*WHAT THE EXERCISE ASKS*:
From the column on ratio control systems below, list each distinct pressure given in inches of water column and state what it refers to.

*EXCERPT PROVIDED*:
I'll wrap up this series of columns with a look at some more ratio control systems. These are less used on ovens, dryers and low temperature processes, but you may run into them where special conditions require their unique features.
Cross-Connected Regulator with BleederThis variation on the cross-connected regulator is used where gas supply pressures are too low to allow the system to function properly (figure 1). You'll recall the cross-connected gas regulator develops an outlet pressure equal to the air loading signal it receives. If the outlet pressure required is higher than the gas pressure entering, the system won't work - pressure, like water, doesn't flow uphill.
Putting some numbers on it helps it make sense. Say the combustion air loading pressure is 10" w.c., but gas pressure into the regulator is only 7" w.c. Pressure drop through the regulator valve cuts this to 5" w.c. at the outlet. No problem, you say -- I'll compensate by opening the limiting orifice valve farther than normal. This works fine at high fire, but as the air control valve begins to drive to low, the gas pressure and flow won't change. Remember, the regulator is trying to produce an outlet pressure equal to the air loading pressure, so until it decreases to 5" w.c., the regulator stays wide open, and the fuel-air ratio goes rich.
Now you add a bleeder -- a T fitting in the loading line with one side open to atmosphere. The open connection vents, or bleeds, some of the loading signal, decreasing the signal reaching the regulator. Suppose you set the bleeder to knock the loading pressure down to 50% of its original value, so at a high fire air pressure of 10" w.c., only 5" reaches the regulator. Now, the regulator's outlet pressure matches the loading signal, and as the loading pressure decreases, the regulator responds immediately. The correct ratio is held all the way down to low fire.
Bleeders also are sometimes used where a recuperator or other resistance in the combustion air line requires combustion air supply pressures much higher than the gas pressure.
Apart from these situations, bleeders are best avoided. Their small orifices often get blocked with airborne dust and dirt, and this causes the burner gas-air ratio to change. Filters in the air loading line help, but they, too, plug up. The bottom line is that a bleeder system requires more maintenance.

*DATASET ENTRIES*:
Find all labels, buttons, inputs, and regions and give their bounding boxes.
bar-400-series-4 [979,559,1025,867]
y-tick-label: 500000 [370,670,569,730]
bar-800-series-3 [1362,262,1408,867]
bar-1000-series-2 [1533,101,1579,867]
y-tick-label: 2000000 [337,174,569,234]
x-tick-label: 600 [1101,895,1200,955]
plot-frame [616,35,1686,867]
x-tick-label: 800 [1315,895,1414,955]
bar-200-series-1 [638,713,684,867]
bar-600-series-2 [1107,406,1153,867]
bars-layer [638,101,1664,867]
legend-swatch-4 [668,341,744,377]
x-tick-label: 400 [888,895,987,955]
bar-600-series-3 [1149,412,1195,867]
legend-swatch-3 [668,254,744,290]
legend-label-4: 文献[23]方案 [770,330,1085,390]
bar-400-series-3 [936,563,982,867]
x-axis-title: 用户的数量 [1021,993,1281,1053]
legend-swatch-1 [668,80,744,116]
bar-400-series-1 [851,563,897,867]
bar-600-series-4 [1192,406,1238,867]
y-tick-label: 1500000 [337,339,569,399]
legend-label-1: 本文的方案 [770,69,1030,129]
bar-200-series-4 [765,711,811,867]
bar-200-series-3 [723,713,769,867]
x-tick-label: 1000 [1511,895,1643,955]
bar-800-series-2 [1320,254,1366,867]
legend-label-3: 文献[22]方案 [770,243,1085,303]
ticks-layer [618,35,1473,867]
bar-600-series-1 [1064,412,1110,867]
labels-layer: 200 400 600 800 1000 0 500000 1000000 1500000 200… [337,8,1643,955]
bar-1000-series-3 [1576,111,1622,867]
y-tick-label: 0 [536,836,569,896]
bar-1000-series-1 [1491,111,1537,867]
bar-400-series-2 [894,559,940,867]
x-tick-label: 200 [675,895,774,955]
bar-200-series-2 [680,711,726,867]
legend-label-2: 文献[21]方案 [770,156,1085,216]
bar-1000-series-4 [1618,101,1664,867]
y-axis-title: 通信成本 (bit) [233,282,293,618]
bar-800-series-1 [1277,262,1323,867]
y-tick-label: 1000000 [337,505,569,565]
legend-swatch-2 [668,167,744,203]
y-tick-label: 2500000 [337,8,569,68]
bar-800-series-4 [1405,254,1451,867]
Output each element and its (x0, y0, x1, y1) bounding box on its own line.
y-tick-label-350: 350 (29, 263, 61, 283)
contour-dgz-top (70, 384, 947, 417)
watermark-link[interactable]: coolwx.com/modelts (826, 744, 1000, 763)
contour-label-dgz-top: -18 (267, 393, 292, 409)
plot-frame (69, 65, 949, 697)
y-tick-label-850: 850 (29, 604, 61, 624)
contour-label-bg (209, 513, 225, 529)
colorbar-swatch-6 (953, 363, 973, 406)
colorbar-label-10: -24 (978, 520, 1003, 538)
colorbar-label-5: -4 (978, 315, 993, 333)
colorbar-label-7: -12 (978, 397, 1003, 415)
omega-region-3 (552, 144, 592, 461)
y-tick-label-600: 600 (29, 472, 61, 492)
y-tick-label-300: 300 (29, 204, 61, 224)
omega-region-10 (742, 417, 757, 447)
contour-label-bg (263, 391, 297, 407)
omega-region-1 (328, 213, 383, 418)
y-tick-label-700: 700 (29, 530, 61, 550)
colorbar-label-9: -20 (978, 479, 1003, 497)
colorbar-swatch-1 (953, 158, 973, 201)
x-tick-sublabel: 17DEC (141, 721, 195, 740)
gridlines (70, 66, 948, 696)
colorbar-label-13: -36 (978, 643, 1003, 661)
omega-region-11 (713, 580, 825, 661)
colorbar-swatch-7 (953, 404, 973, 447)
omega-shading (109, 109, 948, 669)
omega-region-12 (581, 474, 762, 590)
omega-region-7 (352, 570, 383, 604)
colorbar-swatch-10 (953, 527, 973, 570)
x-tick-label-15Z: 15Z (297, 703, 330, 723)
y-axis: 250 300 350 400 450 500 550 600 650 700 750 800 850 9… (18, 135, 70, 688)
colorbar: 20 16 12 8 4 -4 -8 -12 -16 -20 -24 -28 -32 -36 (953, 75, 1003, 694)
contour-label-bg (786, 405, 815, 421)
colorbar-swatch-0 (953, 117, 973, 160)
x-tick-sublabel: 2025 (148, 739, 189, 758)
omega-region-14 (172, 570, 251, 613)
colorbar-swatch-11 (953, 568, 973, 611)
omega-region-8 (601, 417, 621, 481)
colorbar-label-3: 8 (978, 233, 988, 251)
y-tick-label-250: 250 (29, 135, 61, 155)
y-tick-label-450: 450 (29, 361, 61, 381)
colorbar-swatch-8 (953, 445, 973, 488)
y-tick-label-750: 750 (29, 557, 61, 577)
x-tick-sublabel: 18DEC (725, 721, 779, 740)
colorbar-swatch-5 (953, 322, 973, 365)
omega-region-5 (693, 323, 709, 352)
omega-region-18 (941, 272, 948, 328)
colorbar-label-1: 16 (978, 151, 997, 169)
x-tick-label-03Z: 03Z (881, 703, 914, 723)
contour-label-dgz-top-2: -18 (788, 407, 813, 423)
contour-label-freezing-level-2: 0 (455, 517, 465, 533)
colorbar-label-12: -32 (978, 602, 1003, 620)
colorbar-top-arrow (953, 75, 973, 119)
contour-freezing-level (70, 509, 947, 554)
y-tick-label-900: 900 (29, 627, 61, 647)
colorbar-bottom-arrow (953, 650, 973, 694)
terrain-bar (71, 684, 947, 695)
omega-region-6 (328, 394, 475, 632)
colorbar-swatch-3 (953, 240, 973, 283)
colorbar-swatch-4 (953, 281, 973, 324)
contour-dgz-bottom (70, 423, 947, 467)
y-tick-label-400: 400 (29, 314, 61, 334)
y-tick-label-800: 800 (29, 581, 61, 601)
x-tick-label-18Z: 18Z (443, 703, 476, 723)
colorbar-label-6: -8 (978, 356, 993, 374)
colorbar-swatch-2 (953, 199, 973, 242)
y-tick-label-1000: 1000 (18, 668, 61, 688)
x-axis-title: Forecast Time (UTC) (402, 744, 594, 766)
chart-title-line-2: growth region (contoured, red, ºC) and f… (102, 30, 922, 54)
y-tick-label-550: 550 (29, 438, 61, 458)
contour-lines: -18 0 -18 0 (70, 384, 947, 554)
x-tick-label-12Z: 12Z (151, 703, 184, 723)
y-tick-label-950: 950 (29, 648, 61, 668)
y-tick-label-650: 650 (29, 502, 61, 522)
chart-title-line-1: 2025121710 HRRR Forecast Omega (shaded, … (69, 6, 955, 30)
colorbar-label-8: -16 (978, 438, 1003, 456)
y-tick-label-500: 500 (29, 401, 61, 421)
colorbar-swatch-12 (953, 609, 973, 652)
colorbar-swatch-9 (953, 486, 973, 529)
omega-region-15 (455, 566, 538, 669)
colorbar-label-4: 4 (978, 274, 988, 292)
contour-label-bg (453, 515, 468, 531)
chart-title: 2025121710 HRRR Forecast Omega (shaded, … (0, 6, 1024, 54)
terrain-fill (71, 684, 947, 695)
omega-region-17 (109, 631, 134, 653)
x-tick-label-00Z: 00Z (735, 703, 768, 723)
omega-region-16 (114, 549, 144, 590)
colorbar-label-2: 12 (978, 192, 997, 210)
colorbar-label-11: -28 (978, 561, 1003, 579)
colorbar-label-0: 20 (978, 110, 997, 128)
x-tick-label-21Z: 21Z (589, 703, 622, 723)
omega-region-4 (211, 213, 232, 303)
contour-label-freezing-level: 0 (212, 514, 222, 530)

*ANSWER BELOW*:
- 10" w.c.: the combustion air loading pressure at high fire
- 7" w.c.: the gas pressure entering the regulator
- 5" w.c.: the regulator outlet pressure after the drop through the regulator valve, and also the loading pressure that reaches the regulator once the bleeder cuts the signal to 50%